____ Entries
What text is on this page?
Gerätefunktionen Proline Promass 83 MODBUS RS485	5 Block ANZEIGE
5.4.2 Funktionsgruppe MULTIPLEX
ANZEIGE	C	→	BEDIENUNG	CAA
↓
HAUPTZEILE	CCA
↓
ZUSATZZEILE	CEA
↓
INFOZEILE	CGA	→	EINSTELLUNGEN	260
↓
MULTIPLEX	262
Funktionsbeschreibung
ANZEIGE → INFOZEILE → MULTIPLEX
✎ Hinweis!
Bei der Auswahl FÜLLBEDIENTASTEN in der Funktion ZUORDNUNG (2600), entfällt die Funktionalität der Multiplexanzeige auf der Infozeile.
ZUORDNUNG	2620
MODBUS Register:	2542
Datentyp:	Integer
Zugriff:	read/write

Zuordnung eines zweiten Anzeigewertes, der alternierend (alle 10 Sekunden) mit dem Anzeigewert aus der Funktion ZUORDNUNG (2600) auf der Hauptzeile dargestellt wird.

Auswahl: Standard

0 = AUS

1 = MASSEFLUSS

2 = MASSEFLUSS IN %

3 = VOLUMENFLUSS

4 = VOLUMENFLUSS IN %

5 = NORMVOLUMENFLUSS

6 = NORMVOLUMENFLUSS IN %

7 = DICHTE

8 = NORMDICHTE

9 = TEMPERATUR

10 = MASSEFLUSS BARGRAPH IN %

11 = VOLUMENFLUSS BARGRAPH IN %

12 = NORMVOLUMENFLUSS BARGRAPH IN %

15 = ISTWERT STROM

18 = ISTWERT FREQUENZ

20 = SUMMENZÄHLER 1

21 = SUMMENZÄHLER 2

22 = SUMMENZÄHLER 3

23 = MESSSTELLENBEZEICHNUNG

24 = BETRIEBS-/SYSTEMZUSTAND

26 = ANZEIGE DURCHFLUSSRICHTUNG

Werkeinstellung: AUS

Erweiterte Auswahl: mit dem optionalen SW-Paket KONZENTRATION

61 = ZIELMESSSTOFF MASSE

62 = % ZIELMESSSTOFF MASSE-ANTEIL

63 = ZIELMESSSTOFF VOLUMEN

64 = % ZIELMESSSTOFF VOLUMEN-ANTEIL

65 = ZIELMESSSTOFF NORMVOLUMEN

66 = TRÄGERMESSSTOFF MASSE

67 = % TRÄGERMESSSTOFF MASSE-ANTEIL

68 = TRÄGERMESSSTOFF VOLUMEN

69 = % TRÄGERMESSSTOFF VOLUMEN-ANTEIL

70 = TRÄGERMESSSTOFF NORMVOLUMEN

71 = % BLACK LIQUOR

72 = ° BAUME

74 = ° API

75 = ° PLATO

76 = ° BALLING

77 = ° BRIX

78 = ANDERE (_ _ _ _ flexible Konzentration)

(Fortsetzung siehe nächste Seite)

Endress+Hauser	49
________
____ Entries
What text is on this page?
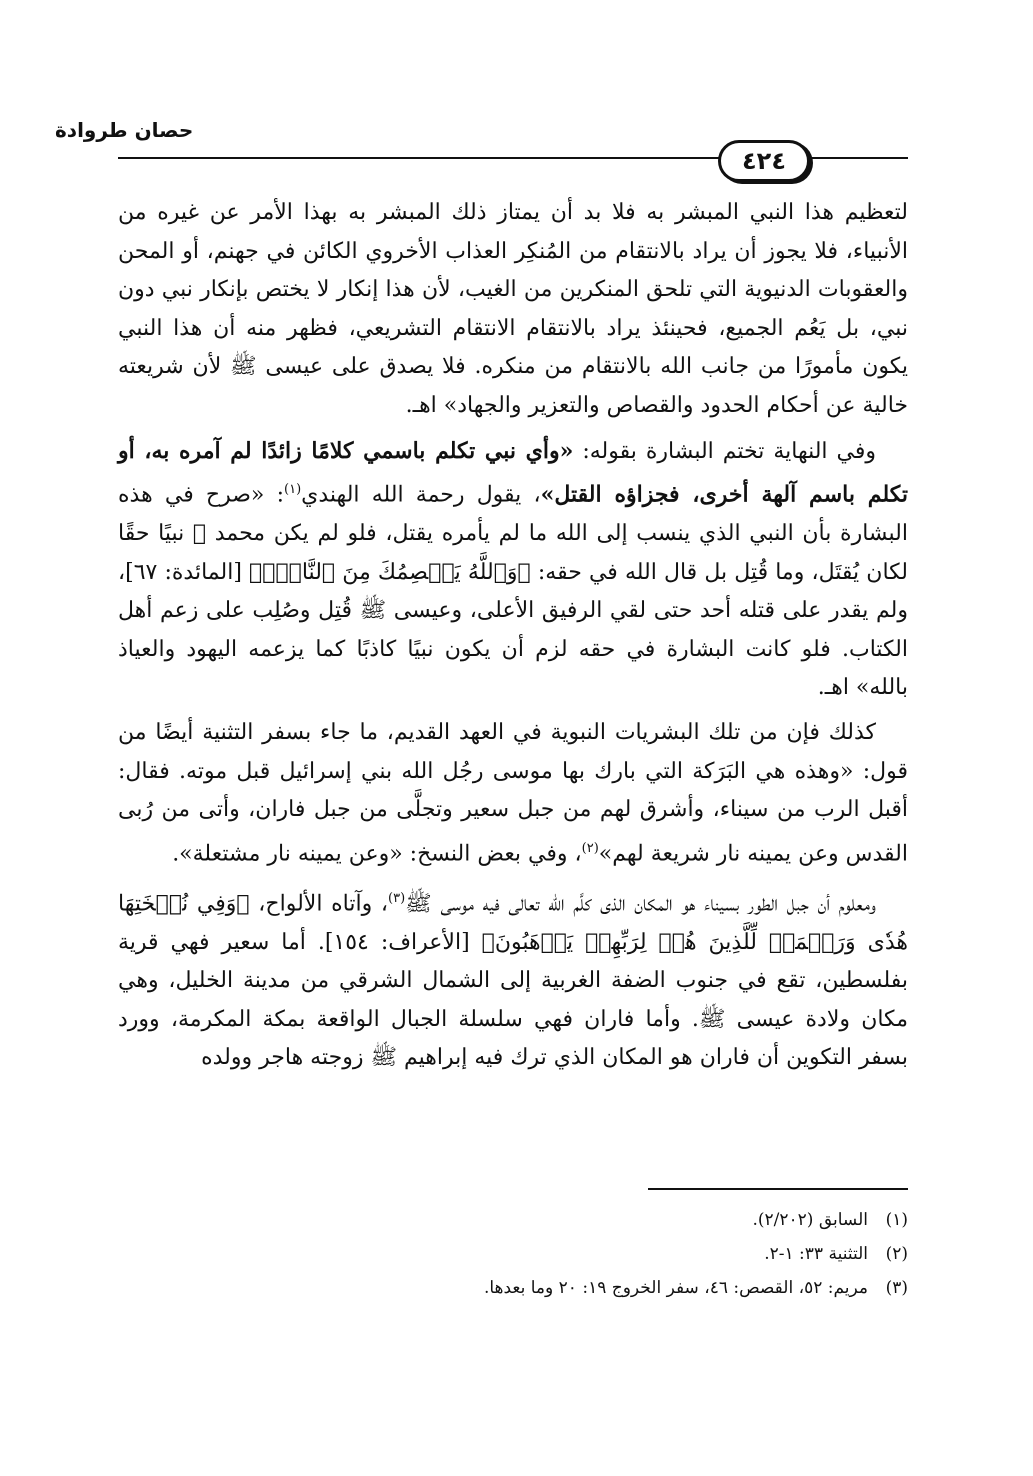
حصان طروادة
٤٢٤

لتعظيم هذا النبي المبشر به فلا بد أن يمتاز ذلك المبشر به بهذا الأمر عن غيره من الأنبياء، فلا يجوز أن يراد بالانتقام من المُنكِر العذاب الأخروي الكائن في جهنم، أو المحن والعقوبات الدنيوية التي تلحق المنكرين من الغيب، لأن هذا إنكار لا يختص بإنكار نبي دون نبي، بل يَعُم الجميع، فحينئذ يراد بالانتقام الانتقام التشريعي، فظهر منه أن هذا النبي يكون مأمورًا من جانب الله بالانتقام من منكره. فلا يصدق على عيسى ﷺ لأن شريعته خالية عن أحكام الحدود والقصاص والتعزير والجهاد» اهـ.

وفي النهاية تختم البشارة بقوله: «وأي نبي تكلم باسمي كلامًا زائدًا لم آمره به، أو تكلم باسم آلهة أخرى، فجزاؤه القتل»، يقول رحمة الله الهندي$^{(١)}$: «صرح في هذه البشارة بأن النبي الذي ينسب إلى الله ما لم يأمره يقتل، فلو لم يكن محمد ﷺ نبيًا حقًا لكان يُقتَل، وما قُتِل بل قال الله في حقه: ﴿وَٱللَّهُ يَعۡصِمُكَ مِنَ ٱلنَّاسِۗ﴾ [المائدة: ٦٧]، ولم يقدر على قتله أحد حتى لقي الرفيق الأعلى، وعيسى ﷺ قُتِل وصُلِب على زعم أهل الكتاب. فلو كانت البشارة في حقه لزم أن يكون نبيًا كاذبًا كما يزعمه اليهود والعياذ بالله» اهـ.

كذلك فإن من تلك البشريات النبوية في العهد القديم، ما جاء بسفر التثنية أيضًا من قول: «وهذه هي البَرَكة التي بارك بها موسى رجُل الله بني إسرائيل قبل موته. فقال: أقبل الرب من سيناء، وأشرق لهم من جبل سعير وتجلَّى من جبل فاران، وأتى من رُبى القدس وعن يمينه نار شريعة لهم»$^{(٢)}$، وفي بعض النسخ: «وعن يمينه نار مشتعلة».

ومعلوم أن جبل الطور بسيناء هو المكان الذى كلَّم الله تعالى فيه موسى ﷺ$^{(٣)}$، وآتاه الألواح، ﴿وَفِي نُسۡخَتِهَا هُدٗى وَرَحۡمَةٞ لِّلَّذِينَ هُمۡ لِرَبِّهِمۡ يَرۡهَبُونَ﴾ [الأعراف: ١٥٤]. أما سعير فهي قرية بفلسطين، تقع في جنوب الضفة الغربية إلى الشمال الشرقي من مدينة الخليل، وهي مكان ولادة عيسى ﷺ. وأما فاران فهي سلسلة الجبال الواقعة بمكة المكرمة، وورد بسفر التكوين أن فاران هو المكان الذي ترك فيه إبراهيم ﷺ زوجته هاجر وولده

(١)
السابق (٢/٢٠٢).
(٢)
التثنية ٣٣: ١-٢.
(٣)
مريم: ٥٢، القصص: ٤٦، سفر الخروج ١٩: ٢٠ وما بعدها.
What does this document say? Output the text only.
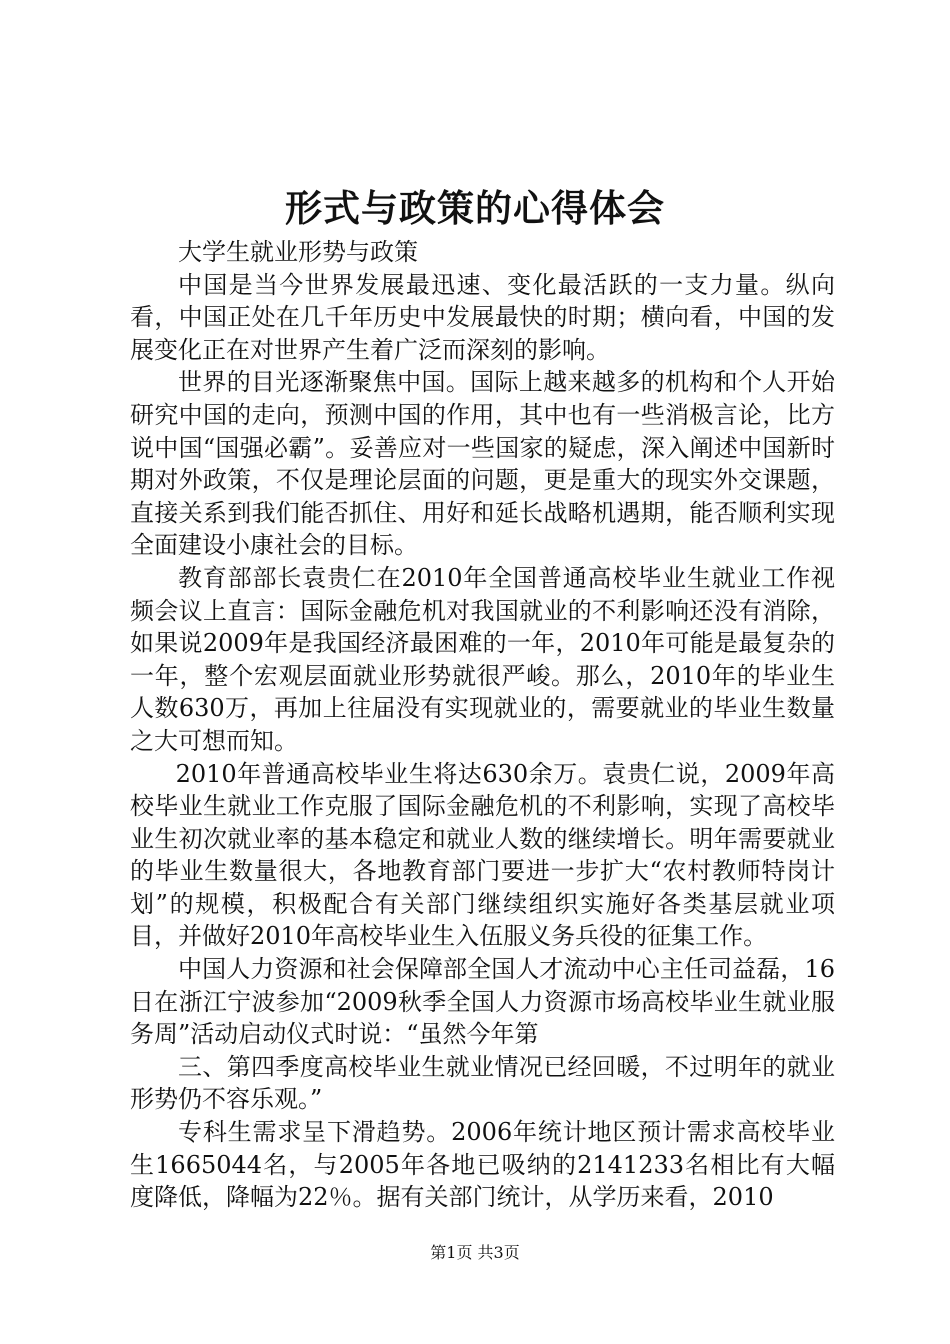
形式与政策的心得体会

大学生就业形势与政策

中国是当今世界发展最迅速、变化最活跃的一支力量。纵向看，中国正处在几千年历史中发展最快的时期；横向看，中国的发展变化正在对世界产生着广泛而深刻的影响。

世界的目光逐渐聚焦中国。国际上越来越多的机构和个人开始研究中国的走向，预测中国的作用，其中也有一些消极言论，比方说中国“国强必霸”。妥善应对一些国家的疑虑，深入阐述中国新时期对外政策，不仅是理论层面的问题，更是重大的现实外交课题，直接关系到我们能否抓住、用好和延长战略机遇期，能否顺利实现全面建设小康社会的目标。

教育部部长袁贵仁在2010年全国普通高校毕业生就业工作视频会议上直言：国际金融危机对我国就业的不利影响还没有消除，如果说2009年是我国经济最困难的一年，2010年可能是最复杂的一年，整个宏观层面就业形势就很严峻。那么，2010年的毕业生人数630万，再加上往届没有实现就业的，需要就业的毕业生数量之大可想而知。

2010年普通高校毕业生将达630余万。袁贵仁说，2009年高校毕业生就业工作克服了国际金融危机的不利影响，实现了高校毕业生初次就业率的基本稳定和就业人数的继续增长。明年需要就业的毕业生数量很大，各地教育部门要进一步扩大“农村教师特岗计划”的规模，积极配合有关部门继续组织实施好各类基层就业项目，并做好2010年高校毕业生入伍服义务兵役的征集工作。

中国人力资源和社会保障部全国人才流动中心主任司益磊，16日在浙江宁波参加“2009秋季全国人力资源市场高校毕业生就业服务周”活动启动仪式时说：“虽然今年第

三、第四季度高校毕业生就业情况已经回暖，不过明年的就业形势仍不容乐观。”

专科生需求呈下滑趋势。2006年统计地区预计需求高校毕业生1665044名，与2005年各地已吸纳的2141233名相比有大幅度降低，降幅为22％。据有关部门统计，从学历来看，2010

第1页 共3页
________
-- Work to be completed --
Copy every line of the listing containing the string "TRÄGERMESSSTOFF".

-- Output --
66 = TRÄGERMESSSTOFF MASSE
67 = % TRÄGERMESSSTOFF MASSE-ANTEIL
68 = TRÄGERMESSSTOFF VOLUMEN
69 = % TRÄGERMESSSTOFF VOLUMEN-ANTEIL
70 = TRÄGERMESSSTOFF NORMVOLUMEN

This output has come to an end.